- INFORMATION SUPPLIED
━━━━━━━━

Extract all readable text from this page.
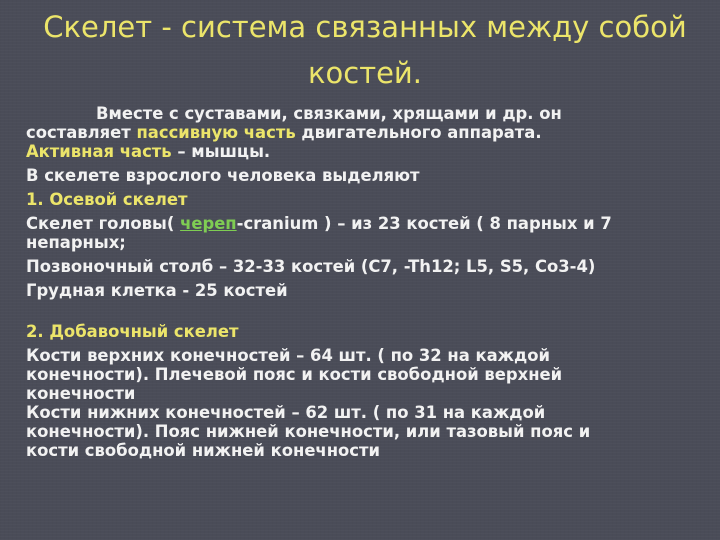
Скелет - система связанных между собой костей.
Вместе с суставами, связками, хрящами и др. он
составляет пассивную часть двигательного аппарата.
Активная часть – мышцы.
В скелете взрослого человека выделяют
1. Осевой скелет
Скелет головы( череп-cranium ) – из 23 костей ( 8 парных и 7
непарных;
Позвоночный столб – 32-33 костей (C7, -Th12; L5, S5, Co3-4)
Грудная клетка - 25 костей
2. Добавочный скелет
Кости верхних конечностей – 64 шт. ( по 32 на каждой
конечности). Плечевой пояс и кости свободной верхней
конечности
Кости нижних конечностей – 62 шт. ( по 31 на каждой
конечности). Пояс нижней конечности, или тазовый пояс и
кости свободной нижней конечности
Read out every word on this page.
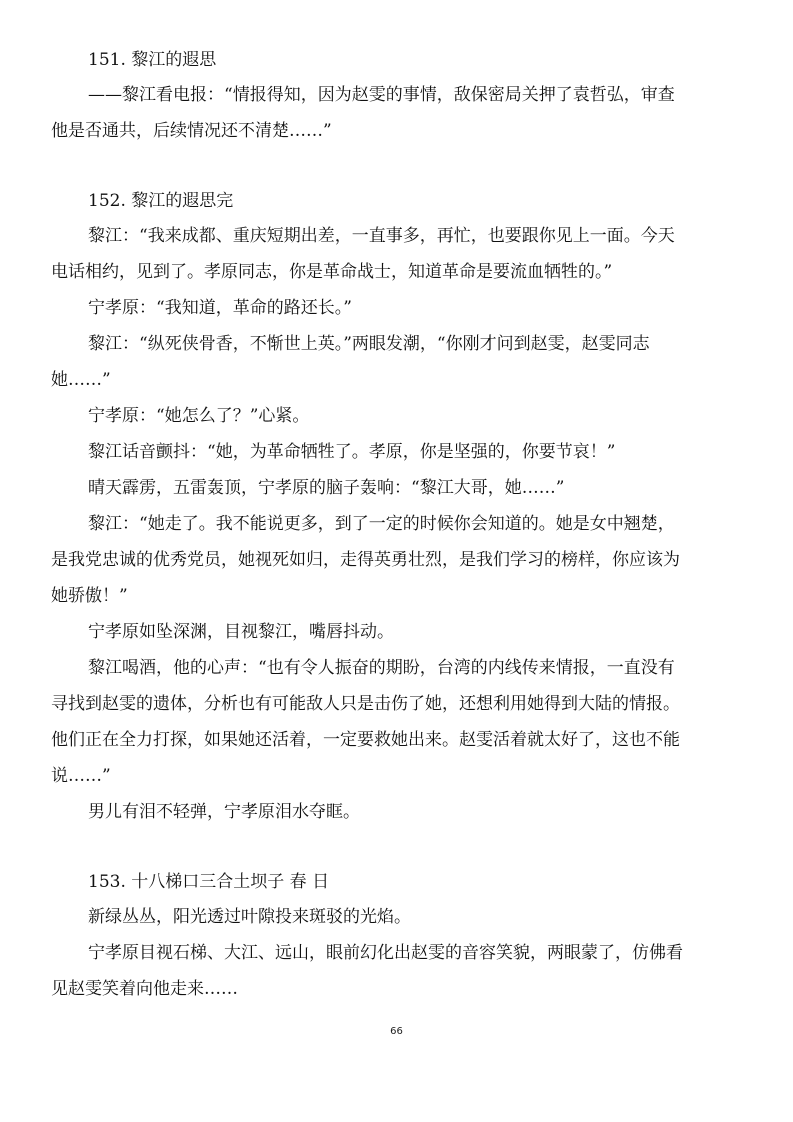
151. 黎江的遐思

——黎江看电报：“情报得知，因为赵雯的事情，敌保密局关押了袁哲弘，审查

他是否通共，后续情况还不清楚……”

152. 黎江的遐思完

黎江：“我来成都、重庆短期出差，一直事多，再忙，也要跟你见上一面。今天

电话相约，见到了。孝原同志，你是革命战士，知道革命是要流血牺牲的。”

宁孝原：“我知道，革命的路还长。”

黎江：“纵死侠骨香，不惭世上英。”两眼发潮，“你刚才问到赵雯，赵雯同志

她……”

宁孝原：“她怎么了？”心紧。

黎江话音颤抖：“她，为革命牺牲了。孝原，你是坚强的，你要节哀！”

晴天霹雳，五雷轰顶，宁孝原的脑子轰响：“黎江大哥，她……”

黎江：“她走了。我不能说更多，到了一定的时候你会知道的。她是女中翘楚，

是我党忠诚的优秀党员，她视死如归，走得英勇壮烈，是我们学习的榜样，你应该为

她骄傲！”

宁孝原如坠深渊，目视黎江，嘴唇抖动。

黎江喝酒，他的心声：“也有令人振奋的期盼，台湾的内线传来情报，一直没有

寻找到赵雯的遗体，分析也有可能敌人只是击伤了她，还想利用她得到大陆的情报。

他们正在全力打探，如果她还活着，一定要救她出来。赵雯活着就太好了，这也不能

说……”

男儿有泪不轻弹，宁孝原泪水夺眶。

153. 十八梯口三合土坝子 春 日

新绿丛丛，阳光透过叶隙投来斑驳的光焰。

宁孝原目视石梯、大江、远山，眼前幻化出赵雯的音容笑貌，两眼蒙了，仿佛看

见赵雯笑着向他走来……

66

━━━━━━━━

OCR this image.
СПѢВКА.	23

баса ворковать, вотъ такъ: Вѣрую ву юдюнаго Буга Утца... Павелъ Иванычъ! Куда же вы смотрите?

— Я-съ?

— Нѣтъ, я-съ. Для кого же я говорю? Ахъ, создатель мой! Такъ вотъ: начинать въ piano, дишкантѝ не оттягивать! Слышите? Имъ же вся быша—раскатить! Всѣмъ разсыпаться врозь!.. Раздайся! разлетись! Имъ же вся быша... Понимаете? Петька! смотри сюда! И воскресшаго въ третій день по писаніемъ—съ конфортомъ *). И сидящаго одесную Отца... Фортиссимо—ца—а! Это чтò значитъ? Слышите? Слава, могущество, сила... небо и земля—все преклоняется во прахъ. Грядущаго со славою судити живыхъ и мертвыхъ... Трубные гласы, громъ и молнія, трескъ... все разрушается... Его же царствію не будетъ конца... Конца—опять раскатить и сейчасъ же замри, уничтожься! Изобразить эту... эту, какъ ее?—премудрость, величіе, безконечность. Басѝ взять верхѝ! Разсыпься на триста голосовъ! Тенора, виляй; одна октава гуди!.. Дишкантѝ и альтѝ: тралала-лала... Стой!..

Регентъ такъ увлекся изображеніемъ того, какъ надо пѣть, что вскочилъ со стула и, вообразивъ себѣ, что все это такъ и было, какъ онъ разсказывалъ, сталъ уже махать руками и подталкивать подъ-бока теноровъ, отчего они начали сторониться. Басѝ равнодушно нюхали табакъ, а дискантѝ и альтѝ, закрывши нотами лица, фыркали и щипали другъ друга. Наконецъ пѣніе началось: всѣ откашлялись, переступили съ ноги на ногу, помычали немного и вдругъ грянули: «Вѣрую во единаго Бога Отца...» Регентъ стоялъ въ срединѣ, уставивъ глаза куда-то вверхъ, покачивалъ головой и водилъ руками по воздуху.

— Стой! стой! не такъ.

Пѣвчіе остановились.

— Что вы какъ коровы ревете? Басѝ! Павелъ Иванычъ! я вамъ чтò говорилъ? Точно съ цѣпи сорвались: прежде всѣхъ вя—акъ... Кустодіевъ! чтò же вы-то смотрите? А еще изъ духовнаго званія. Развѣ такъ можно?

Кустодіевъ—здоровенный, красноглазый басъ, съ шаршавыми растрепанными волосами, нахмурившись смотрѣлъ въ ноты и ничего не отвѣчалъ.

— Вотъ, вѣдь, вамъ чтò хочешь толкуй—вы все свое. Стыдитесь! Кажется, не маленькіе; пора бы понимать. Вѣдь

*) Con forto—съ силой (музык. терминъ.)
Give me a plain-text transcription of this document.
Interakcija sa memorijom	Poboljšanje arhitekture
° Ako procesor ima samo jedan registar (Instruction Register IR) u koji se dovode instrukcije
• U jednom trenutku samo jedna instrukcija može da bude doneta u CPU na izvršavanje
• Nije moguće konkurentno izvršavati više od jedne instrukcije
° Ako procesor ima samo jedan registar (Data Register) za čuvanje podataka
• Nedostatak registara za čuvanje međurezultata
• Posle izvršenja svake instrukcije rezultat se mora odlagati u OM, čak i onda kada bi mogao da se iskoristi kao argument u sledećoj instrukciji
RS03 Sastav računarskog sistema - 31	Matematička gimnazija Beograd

━━━━━━━━

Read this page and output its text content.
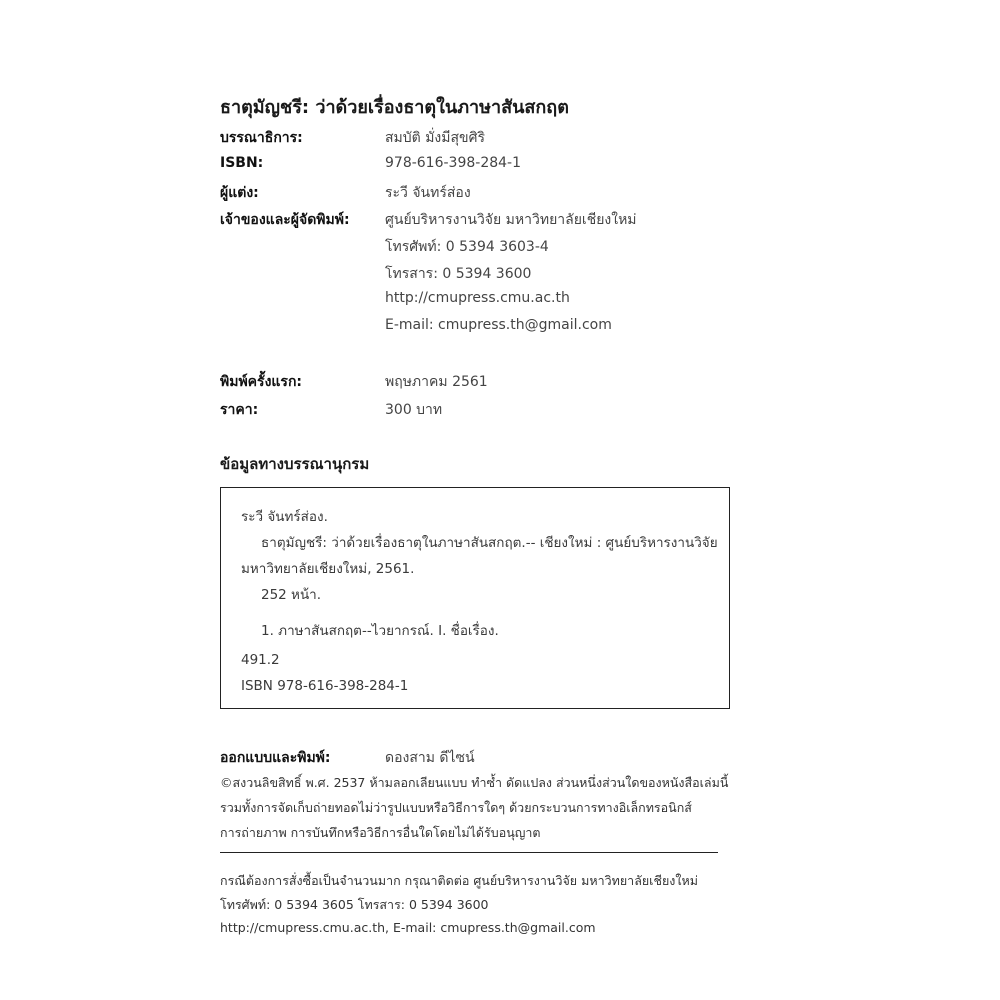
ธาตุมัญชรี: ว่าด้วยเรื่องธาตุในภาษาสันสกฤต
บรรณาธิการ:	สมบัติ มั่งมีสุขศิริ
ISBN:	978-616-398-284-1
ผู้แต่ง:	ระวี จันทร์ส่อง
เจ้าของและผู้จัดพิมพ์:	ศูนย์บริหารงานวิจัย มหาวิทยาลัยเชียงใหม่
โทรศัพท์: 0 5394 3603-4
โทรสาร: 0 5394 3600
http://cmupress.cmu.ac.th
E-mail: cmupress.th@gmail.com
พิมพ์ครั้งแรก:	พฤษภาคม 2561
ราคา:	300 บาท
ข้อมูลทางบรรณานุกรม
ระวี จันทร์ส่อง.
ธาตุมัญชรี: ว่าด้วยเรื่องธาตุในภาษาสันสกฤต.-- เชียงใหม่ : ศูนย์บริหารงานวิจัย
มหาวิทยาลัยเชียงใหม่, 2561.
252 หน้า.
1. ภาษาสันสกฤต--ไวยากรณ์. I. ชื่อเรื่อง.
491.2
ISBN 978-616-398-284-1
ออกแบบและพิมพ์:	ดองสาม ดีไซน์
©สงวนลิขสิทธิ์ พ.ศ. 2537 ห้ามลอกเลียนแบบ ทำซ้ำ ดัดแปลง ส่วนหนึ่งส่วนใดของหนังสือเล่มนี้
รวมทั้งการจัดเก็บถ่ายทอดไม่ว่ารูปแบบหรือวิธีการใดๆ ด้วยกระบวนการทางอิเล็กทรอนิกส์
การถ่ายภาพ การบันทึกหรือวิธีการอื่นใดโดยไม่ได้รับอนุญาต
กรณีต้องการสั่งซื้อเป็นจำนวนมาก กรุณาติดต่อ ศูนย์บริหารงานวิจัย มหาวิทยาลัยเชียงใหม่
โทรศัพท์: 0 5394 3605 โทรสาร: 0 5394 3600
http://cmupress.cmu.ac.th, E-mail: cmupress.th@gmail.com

━━━━━━━━

- DIRECTIONS FOR THIS TASK
Scan the data above; copy every line where "หารงานว" appears.

- SOLUTION TO THIS PROBLEM
เจ้าของและผู้จัดพิมพ์:	ศูนย์บริหารงานวิจัย มหาวิทยาลัยเชียงใหม่
ธาตุมัญชรี: ว่าด้วยเรื่องธาตุในภาษาสันสกฤต.-- เชียงใหม่ : ศูนย์บริหารงานวิจัย
กรณีต้องการสั่งซื้อเป็นจำนวนมาก กรุณาติดต่อ ศูนย์บริหารงานวิจัย มหาวิทยาลัยเชียงใหม่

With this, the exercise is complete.